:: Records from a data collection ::
◆ ◆ ◆ ◆ ◆ ◆ ◆

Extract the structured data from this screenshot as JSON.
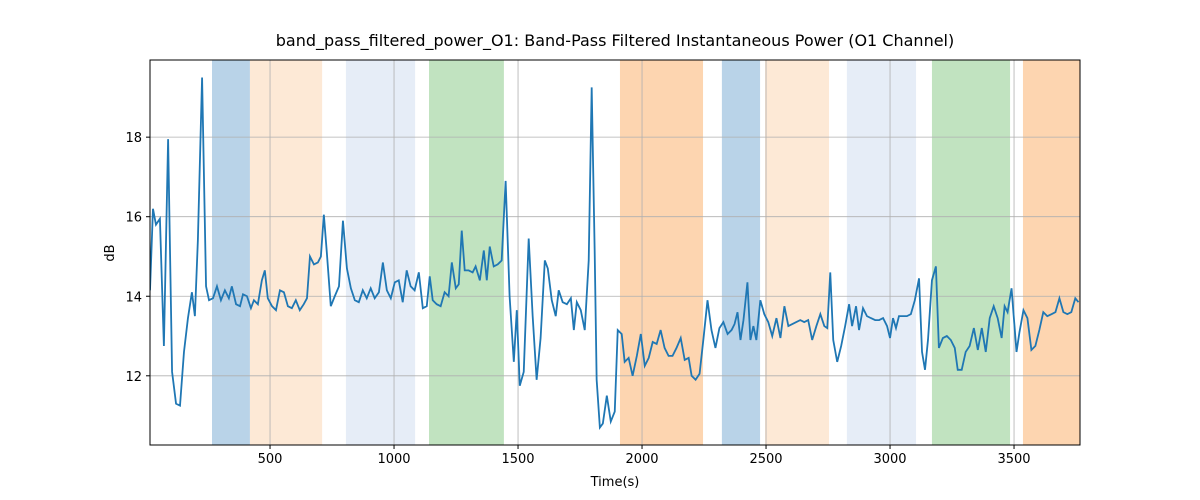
{
  "chart_data": {
    "type": "line",
    "title": "band_pass_filtered_power_O1: Band-Pass Filtered Instantaneous Power (O1 Channel)",
    "xlabel": "Time(s)",
    "ylabel": "dB",
    "xlim": [
      16,
      3766
    ],
    "ylim": [
      10.26,
      19.94
    ],
    "xticks": [
      500,
      1000,
      1500,
      2000,
      2500,
      3000,
      3500
    ],
    "yticks": [
      12,
      14,
      16,
      18
    ],
    "grid": true,
    "spans": [
      {
        "start": 266,
        "end": 419,
        "color": "#b9d3e8"
      },
      {
        "start": 419,
        "end": 710,
        "color": "#fde9d6"
      },
      {
        "start": 806,
        "end": 1085,
        "color": "#e6edf7"
      },
      {
        "start": 1141,
        "end": 1443,
        "color": "#c1e3c0"
      },
      {
        "start": 1911,
        "end": 2246,
        "color": "#fdd5b0"
      },
      {
        "start": 2322,
        "end": 2476,
        "color": "#b9d3e8"
      },
      {
        "start": 2496,
        "end": 2754,
        "color": "#fde9d6"
      },
      {
        "start": 2826,
        "end": 3105,
        "color": "#e6edf7"
      },
      {
        "start": 3169,
        "end": 3484,
        "color": "#c1e3c0"
      },
      {
        "start": 3536,
        "end": 3766,
        "color": "#fdd5b0"
      }
    ],
    "x": [
      16,
      28,
      40,
      56,
      72,
      89,
      105,
      121,
      137,
      153,
      169,
      185,
      197,
      209,
      226,
      242,
      254,
      270,
      286,
      302,
      318,
      334,
      346,
      363,
      379,
      391,
      407,
      423,
      435,
      451,
      467,
      479,
      491,
      508,
      524,
      540,
      556,
      572,
      588,
      604,
      620,
      636,
      649,
      661,
      677,
      693,
      705,
      717,
      729,
      745,
      761,
      778,
      794,
      810,
      826,
      842,
      858,
      874,
      890,
      906,
      922,
      939,
      955,
      971,
      987,
      1003,
      1019,
      1035,
      1051,
      1067,
      1083,
      1100,
      1116,
      1132,
      1144,
      1156,
      1172,
      1188,
      1204,
      1220,
      1233,
      1249,
      1261,
      1273,
      1285,
      1301,
      1317,
      1329,
      1346,
      1362,
      1374,
      1386,
      1402,
      1418,
      1434,
      1450,
      1466,
      1483,
      1495,
      1507,
      1523,
      1543,
      1559,
      1575,
      1591,
      1608,
      1620,
      1636,
      1652,
      1664,
      1680,
      1697,
      1713,
      1725,
      1737,
      1753,
      1769,
      1785,
      1797,
      1809,
      1817,
      1830,
      1842,
      1858,
      1874,
      1890,
      1902,
      1918,
      1930,
      1946,
      1962,
      1979,
      1995,
      2011,
      2027,
      2043,
      2059,
      2075,
      2091,
      2107,
      2123,
      2139,
      2156,
      2172,
      2188,
      2200,
      2216,
      2232,
      2248,
      2264,
      2280,
      2296,
      2312,
      2328,
      2345,
      2361,
      2373,
      2385,
      2397,
      2409,
      2425,
      2437,
      2449,
      2461,
      2477,
      2493,
      2509,
      2525,
      2542,
      2558,
      2574,
      2590,
      2606,
      2622,
      2638,
      2654,
      2670,
      2686,
      2703,
      2719,
      2735,
      2747,
      2759,
      2771,
      2787,
      2803,
      2819,
      2835,
      2847,
      2863,
      2875,
      2891,
      2907,
      2923,
      2940,
      2956,
      2972,
      2988,
      3000,
      3012,
      3024,
      3036,
      3052,
      3068,
      3084,
      3100,
      3117,
      3129,
      3141,
      3153,
      3169,
      3185,
      3197,
      3213,
      3229,
      3245,
      3261,
      3273,
      3289,
      3305,
      3321,
      3338,
      3354,
      3370,
      3386,
      3402,
      3418,
      3434,
      3450,
      3462,
      3474,
      3490,
      3510,
      3522,
      3538,
      3554,
      3570,
      3586,
      3602,
      3618,
      3634,
      3651,
      3667,
      3683,
      3699,
      3715,
      3731,
      3747,
      3760
    ],
    "series": [
      {
        "name": "band_pass_filtered_power_O1",
        "color": "#1f77b4",
        "values": [
          14.15,
          16.2,
          15.8,
          15.95,
          12.75,
          17.95,
          12.1,
          11.3,
          11.25,
          12.6,
          13.45,
          14.1,
          13.5,
          15.4,
          19.5,
          14.25,
          13.9,
          13.95,
          14.25,
          13.9,
          14.15,
          13.95,
          14.25,
          13.8,
          13.75,
          14.05,
          14.0,
          13.7,
          13.9,
          13.8,
          14.4,
          14.65,
          13.95,
          13.75,
          13.65,
          14.15,
          14.1,
          13.75,
          13.7,
          13.9,
          13.65,
          13.8,
          13.95,
          15.0,
          14.8,
          14.85,
          15.0,
          16.05,
          15.1,
          13.75,
          14.0,
          14.25,
          15.9,
          14.7,
          14.2,
          13.9,
          13.85,
          14.15,
          13.95,
          14.2,
          13.95,
          14.1,
          14.85,
          14.15,
          13.95,
          14.35,
          14.4,
          13.85,
          14.65,
          14.25,
          14.15,
          14.6,
          13.7,
          13.75,
          14.5,
          13.9,
          13.8,
          13.75,
          14.1,
          14.0,
          14.85,
          14.2,
          14.3,
          15.65,
          14.65,
          14.65,
          14.6,
          14.75,
          14.4,
          15.15,
          14.4,
          15.25,
          14.75,
          14.8,
          14.9,
          16.9,
          14.0,
          12.35,
          13.65,
          11.75,
          12.1,
          15.45,
          13.5,
          11.9,
          12.95,
          14.9,
          14.7,
          13.9,
          13.5,
          14.15,
          13.85,
          13.8,
          13.95,
          13.15,
          13.85,
          13.65,
          13.15,
          14.9,
          19.25,
          15.15,
          11.9,
          10.7,
          10.8,
          11.5,
          10.85,
          11.1,
          13.15,
          13.05,
          12.35,
          12.45,
          12.0,
          12.5,
          13.05,
          12.25,
          12.45,
          12.85,
          12.8,
          13.15,
          12.7,
          12.5,
          12.5,
          12.7,
          12.95,
          12.4,
          12.45,
          12.0,
          11.9,
          12.05,
          12.95,
          13.9,
          13.15,
          12.7,
          13.2,
          13.35,
          13.05,
          13.15,
          13.3,
          13.6,
          12.9,
          13.4,
          14.35,
          12.9,
          13.25,
          12.9,
          13.9,
          13.55,
          13.35,
          13.0,
          13.45,
          12.95,
          13.75,
          13.25,
          13.3,
          13.35,
          13.4,
          13.35,
          13.4,
          12.9,
          13.25,
          13.55,
          13.25,
          13.2,
          14.6,
          12.9,
          12.35,
          12.75,
          13.25,
          13.8,
          13.25,
          13.75,
          13.15,
          13.7,
          13.5,
          13.45,
          13.4,
          13.4,
          13.45,
          13.25,
          12.95,
          13.45,
          13.2,
          13.5,
          13.5,
          13.5,
          13.55,
          13.9,
          14.45,
          12.6,
          12.15,
          12.9,
          14.4,
          14.75,
          12.7,
          12.95,
          13.0,
          12.9,
          12.7,
          12.15,
          12.15,
          12.6,
          12.75,
          13.2,
          12.65,
          13.2,
          12.6,
          13.45,
          13.75,
          13.45,
          12.95,
          13.75,
          13.6,
          14.2,
          12.6,
          13.1,
          13.65,
          13.45,
          12.65,
          12.75,
          13.15,
          13.6,
          13.5,
          13.55,
          13.6,
          13.95,
          13.6,
          13.55,
          13.6,
          13.95,
          13.85
        ]
      }
    ]
  }
}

◆ ◆ ◆ ◆ ◆ ◆ ◆

:: Objective ::
Scan the material above. Return every line containing the string "start".

:: Solution below ::
        "start": 266,
        "start": 419,
        "start": 806,
        "start": 1141,
        "start": 1911,
        "start": 2322,
        "start": 2496,
        "start": 2826,
        "start": 3169,
        "start": 3536,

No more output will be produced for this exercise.